* Start Rows *

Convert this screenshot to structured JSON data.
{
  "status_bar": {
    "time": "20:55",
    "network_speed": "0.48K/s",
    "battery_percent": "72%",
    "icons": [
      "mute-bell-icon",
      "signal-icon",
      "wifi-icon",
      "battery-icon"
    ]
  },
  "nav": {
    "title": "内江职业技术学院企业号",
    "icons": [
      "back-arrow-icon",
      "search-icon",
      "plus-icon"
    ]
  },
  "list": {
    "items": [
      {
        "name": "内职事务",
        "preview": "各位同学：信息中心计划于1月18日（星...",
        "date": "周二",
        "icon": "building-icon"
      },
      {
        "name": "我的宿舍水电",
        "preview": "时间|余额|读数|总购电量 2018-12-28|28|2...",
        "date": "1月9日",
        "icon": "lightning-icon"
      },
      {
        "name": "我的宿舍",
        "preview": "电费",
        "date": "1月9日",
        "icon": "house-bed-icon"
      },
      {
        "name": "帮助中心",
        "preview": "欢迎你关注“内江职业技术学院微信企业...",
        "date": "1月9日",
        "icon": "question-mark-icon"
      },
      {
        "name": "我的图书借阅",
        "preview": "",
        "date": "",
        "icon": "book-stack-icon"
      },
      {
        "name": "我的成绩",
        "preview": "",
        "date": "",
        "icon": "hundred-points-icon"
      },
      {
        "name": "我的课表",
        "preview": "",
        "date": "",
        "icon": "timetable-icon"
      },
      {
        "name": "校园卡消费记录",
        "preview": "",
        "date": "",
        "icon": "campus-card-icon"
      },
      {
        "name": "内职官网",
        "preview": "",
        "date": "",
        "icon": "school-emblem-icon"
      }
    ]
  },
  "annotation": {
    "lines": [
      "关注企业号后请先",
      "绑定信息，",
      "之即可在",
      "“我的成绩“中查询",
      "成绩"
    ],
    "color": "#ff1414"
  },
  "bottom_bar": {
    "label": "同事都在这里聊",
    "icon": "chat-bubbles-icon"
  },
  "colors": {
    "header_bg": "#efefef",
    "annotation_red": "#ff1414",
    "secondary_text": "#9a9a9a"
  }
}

* End Rows *

What is required
Copy each line of the listing in which the word "name" can be found.

Final answer
        "name": "内职事务",
        "name": "我的宿舍水电",
        "name": "我的宿舍",
        "name": "帮助中心",
        "name": "我的图书借阅",
        "name": "我的成绩",
        "name": "我的课表",
        "name": "校园卡消费记录",
        "name": "内职官网",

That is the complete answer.